Фрагмент текста:
В позапрошлом году не только российское радио и телевидение ехидно подсчитывали число американских солдат, убитых в Ираке после официального окончания войны. Такое же злорадное торжество звучало в голосах французских теле — и радиокомментаторов. Дескать, Буш объявил победу в Ираке, и через пять месяцев там погибло уже 114 американских парней. А я вел свой подсчет, и у меня получалось, что за тот же период на дорогах мирной Франции погибало в пять раз больше сверстников американских солдат.
Тут в глазах прогрессивного общественного мнения я совершаю смертный грех. Уважаемые герры преступники, запомните, французы могут многое простить: убийство, воровство, изнасилование. Французы не прощают одного — нарушения политкорректности.
Политкорректность во Франции
Нормальные, интеллигентные французы новости по телевизору не смотрят. Все, что их интересует, они вычитывают в газетах. Одно и то же событие в мире будет преподнесено в «Либерасьон», «Фигаро» или «Юманите» под разными соусами. Но именно так, как хочет читатель этой газеты. В стране с установившимися демократическими традициями знают, что переубедить оппонента невозможно. Что бы в мире ни происходило, коммунисты будут воспринимать события в интерпретации «Юманите», а консервативные буржуа — в интерпретации «Фигаро». Однако подавляющее большинство французов узнает о событиях в мире и стране из телевизионных «Новостей». Чтобы понять, что такое политкорректность во Франции, надо смотреть телевизионные «Новости». И в нынешних условиях знаменитая фраза Владимира Ильича звучала бы так: «Телевидение — не только коллективный агитатор, оно — коллективный организатор».

Постановка задачи: Воспроизведите целиком приведенный выше текст о политкорректности во Франции, сохранив каждое слово и знак препинания.

Выдержка из записей:
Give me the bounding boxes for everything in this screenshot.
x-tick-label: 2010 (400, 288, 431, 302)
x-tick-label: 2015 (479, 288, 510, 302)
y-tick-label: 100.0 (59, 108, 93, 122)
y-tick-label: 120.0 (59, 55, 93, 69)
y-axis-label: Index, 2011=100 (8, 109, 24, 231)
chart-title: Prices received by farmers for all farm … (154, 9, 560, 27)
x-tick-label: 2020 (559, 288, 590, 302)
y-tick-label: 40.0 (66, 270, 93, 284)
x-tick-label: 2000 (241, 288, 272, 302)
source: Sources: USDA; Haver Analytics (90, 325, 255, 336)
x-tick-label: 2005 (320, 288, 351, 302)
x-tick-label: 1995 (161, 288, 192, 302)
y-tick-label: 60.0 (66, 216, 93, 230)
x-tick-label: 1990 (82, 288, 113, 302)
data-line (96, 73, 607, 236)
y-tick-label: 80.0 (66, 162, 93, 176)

Полный результат:
В позапрошлом году не только российское радио и телевидение ехидно подсчитывали число американских солдат, убитых в Ираке после официального окончания войны. Такое же злорадное торжество звучало в голосах французских теле — и радиокомментаторов. Дескать, Буш объявил победу в Ираке, и через пять месяцев там погибло уже 114 американских парней. А я вел свой подсчет, и у меня получалось, что за тот же период на дорогах мирной Франции погибало в пять раз больше сверстников американских солдат.
Тут в глазах прогрессивного общественного мнения я совершаю смертный грех. Уважаемые герры преступники, запомните, французы могут многое простить: убийство, воровство, изнасилование. Французы не прощают одного — нарушения политкорректности.
Политкорректность во Франции
Нормальные, интеллигентные французы новости по телевизору не смотрят. Все, что их интересует, они вычитывают в газетах. Одно и то же событие в мире будет преподнесено в «Либерасьон», «Фигаро» или «Юманите» под разными соусами. Но именно так, как хочет читатель этой газеты. В стране с установившимися демократическими традициями знают, что переубедить оппонента невозможно. Что бы в мире ни происходило, коммунисты будут воспринимать события в интерпретации «Юманите», а консервативные буржуа — в интерпретации «Фигаро». Однако подавляющее большинство французов узнает о событиях в мире и стране из телевизионных «Новостей». Чтобы понять, что такое политкорректность во Франции, надо смотреть телевизионные «Новости». И в нынешних условиях знаменитая фраза Владимира Ильича звучала бы так: «Телевидение — не только коллективный агитатор, оно — коллективный организатор».